=== EXERCISE TASK 1 ===
Rewrite the part of the wiki page on querying logs that opens with the words containing "Space are interpreted" and closes with "is running in.", swapping "syslog-drain mechanism" for "log drain mechanism".

=== PASSAGE PROVIDED ===
How to view and query our logs - alphagov/notifications-manuals GitHub Wiki

We have three logging systems:

  • Logit / Kibana - logs for Notify apps and cloudfront. Limited to 14 days.
  • AWS Cloudwatch - logs for Notify apps and things in AWS, such as EC2 instances.
  • AWS Athena - logs for CloudFront and AWS load balancers.

Logit / Kibana

This is our preferred way to search logs for Notify apps, since it's easier to search across all logs or a subset of them. You may need to switch to CloudWatch if you need logs over a longer period (more than 14 days), or if you want to do additional stats processing.

How to search for error logs

levelname:ERROR OR status:[500 TO 599]

How to use it more generally

By default, all searches do a partial, case-insensitive match:

# search all fields for a string
"SES bounce"

# search a specific field (case insensitive)
levelname: error

# search a specific field (partial match)
path: "/documents"

You can also force an exact match on a field by adding .keyword:

# all logs for a specific Celery worker
application_name: notify-delivery-worker-periodic

Space are interpreted as "or". Use AND or && to match multiple terms e.g.

# logs containing 'pdfs' and 'upload' for a worker
application_name: notify-delivery-worker-periodic AND pdfs AND upload

AWS CloudWatch

We originally started using CloudWatch due to an issue with the syslog-drain mechanism we use for Kibana. While Kibana logs should be reliable, CloudWatch is still useful for long term storage (1 year vs. 14 days) and may be easier to do some advanced processing on data within log messages.

Cloudwatch logs can be found in the aws account the service is running in.

How to use it

  • Go to "Logs > Log groups" to see what's available. Each log group is roughly equivalent to a normal log file.
  • Go to "Logs > Insights" to query the logs. You need to select a log group in order to run a query.
  • On the right hand side, click the "Queries" folder to view any saved queries for that environment.
  • Running a simple query and then expanding the first result is a good way to see the fields available.
  • The default query refers to a @message field, but many logs don't have this field: use message instead.

Example queries

# logs containing 'pdfs' and 'upload' for a worker (selected as the log group)
fields @timestamp, message
| filter message like "upload" and message like "pdfs"

# compute stats for times reported in the logs (alternative to using Grafana)
fields @timestamp, message
| filter message like "tasks call zip_and_send_letter_pdfs took"
| parse message "tasks call zip_and_send_letter_pdfs took *" as timetaken
| stats avg(timetaken) as avgtime, sum(timetaken) as sumtime, count(message) as taskcount by bin(1d) as day
| sort taskcount desc
| limit 500

AWS Athena

Athena is a query interface on top of structured log files stored in S3 buckets:

  • *-paas-cloudfront-proxy-logs - request logs for the Admin, API or Document Download apps
  • *-paas-forwarder-logs-bucket - legacy request logs (now going to -cloudfront- buckets)
  • notifications.service.gov.uk-elb-access-logs - legacy request logs (pre-Cloudfront)
  • production-document-download-logs - S3 logs for Document Download (no table in Athena)

Note that, at the time of writing, API traffic is not yet going through CloudFront, so request logs are still going to the legacy bucket.

How to use it

  • Choose a database in the selector on the left to see which tables it contains.
  • Click the three dots to the right of a table name to preview the data.
  • Always use a LIMIT or WHERE clause. We are charged for the volume of data queried.

Alternatively, you can also go to "Saved queries" to view and run any saved queries for the environment. Several saved queries are created by Terraform, for convenience.

If you want to know which table is associated with which bucket in S3, click on the three dots to the right of the table name, and choose Generate Create Table DDL to see how it's configured.

Example queries

# recent 5xx requests by IP address
SELECT request_ip, count(*) as count FROM "notifications_service_gov_uk"."cloudfront_www"
WHERE (status BETWEEN 500 AND 599) AND (date > CAST('2021-03-15' AS DATE))
GROUP BY request_ip
ORDER BY count DESC
LIMIT 10

(Data records)
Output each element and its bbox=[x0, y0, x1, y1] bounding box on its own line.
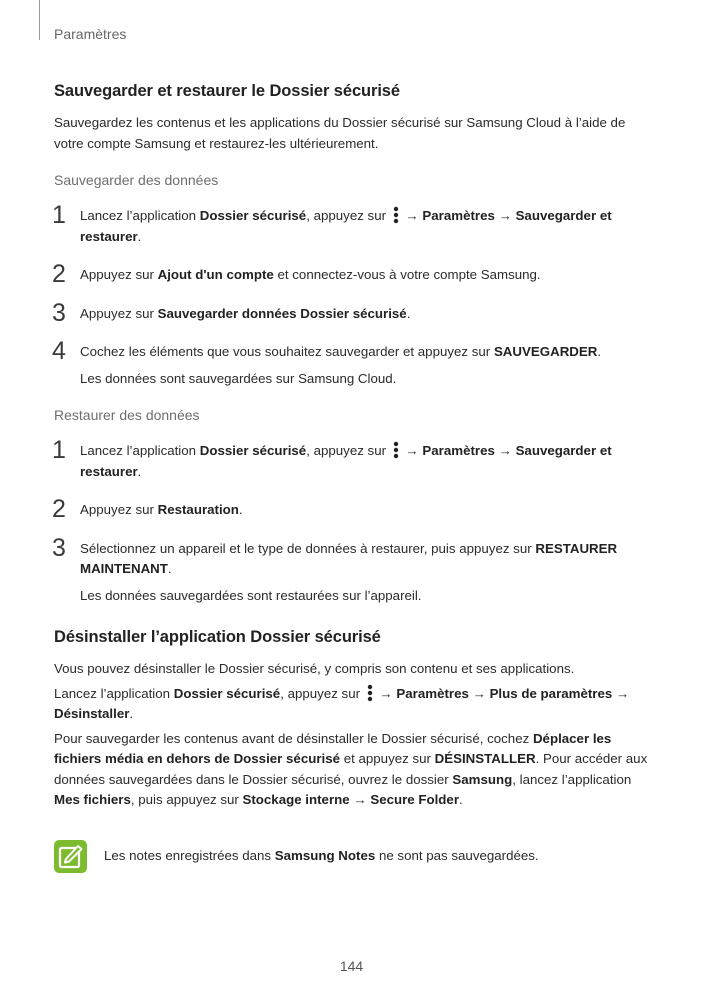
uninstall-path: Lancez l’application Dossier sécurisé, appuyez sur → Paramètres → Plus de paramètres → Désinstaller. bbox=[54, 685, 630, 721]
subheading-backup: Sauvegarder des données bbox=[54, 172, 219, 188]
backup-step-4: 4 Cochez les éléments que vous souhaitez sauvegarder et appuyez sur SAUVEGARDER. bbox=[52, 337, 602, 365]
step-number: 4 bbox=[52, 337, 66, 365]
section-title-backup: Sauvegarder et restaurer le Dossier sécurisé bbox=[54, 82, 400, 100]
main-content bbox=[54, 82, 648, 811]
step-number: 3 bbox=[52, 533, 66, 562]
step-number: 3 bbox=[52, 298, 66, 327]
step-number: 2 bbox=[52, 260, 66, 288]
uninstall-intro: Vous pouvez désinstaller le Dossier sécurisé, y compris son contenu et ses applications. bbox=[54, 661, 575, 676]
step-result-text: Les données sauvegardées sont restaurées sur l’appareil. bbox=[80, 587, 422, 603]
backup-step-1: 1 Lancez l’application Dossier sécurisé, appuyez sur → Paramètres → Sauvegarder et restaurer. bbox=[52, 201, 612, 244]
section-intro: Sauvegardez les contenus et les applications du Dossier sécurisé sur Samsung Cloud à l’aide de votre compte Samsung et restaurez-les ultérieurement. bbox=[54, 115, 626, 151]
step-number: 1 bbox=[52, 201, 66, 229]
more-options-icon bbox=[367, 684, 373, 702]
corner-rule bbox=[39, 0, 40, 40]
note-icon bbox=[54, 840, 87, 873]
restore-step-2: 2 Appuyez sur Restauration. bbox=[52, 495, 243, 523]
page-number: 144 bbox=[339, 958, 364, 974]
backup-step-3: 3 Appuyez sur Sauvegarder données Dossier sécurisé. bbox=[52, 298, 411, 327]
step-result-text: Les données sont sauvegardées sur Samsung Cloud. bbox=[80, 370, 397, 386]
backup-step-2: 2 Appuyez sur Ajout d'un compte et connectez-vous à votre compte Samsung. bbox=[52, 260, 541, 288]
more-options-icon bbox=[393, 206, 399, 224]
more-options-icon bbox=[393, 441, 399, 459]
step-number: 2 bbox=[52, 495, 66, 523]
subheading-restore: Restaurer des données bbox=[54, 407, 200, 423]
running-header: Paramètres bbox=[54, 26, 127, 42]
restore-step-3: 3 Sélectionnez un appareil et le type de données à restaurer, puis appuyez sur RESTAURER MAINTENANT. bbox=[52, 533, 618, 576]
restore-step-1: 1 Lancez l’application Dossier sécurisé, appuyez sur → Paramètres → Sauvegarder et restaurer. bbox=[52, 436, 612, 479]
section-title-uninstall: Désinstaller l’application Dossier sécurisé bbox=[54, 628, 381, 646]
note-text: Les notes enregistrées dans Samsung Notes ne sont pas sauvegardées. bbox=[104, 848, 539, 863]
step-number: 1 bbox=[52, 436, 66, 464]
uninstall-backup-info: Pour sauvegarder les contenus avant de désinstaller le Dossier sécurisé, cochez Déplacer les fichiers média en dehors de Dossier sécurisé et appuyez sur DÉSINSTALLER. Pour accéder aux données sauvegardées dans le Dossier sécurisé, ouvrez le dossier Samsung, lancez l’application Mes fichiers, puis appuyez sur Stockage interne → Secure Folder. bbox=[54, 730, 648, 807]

* * *

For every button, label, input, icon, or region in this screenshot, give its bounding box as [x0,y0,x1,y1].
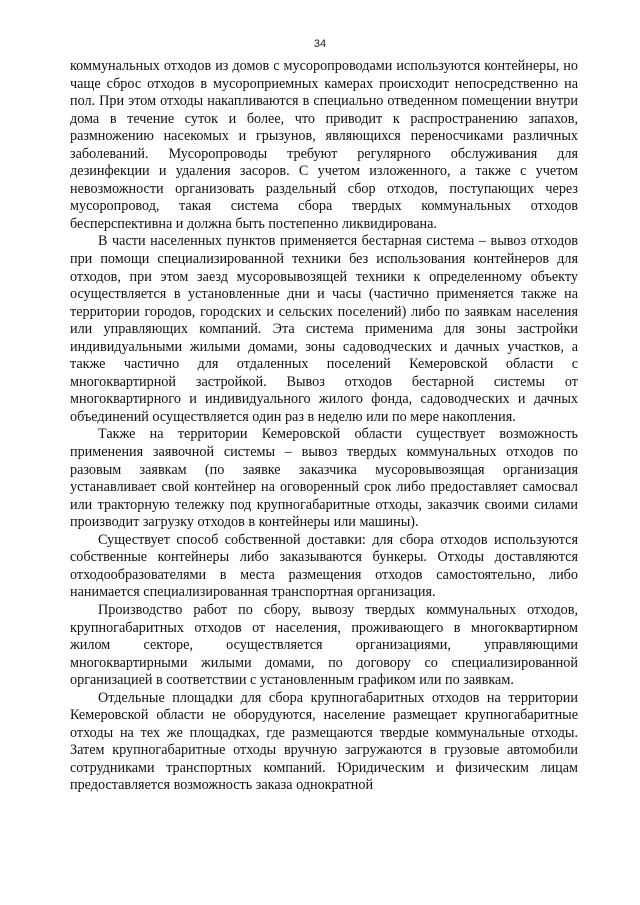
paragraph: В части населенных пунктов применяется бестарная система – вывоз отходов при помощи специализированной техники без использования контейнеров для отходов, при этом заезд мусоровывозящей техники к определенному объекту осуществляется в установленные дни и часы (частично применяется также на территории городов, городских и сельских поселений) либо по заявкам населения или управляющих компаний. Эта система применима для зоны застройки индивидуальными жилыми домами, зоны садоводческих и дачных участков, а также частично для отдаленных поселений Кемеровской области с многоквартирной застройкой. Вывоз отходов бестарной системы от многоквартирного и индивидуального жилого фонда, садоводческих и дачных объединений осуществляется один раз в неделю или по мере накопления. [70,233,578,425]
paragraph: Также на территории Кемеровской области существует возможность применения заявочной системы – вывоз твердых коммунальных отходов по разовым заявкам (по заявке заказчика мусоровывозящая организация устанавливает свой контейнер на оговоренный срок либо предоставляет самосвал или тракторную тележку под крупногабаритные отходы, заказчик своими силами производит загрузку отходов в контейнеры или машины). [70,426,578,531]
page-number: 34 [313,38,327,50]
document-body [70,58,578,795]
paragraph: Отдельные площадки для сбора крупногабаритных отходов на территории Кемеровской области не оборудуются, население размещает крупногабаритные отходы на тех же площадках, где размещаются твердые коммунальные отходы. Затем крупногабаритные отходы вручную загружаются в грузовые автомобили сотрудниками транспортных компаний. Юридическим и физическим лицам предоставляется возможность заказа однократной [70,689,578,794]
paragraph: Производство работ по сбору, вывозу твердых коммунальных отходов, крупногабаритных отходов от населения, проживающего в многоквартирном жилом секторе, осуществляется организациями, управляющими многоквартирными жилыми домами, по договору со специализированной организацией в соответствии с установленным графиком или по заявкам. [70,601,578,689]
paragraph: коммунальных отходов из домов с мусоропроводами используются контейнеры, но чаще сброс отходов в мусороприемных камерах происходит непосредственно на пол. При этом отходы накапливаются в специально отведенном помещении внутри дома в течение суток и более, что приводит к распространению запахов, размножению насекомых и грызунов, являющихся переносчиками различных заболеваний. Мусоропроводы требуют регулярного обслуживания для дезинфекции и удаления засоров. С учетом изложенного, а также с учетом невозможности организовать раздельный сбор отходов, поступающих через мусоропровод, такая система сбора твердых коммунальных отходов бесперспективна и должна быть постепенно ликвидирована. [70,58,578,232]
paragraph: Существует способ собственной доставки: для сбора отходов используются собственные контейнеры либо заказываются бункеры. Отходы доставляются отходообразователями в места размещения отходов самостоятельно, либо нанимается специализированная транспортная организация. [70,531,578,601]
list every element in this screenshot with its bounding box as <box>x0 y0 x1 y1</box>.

=== EXERCISE TASK 2 ===
Copy out word for word the part of the listing that opens with the line containing "uninstall-path: Lancez l’application" and closes with the line containing "main-content bbox=[54, 82, 648, 811]", keeping both of those lines.

=== FULL RESPONSE 1 ===
Space are interpreted as "or". Use AND or && to match multiple terms e.g.

# logs containing 'pdfs' and 'upload' for a worker
application_name: notify-delivery-worker-periodic AND pdfs AND upload

AWS CloudWatch

We originally started using CloudWatch due to an issue with the log drain mechanism we use for Kibana. While Kibana logs should be reliable, CloudWatch is still useful for long term storage (1 year vs. 14 days) and may be easier to do some advanced processing on data within log messages.

Cloudwatch logs can be found in the aws account the service is running in.

=== FULL RESPONSE 2 ===
uninstall-path: Lancez l’application Dossier sécurisé, appuyez sur → Paramètres → Plus de paramètres → Désinstaller. bbox=[54, 685, 630, 721]
subheading-backup: Sauvegarder des données bbox=[54, 172, 219, 188]
backup-step-4: 4 Cochez les éléments que vous souhaitez sauvegarder et appuyez sur SAUVEGARDER. bbox=[52, 337, 602, 365]
step-number: 4 bbox=[52, 337, 66, 365]
section-title-backup: Sauvegarder et restaurer le Dossier sécurisé bbox=[54, 82, 400, 100]
main-content bbox=[54, 82, 648, 811]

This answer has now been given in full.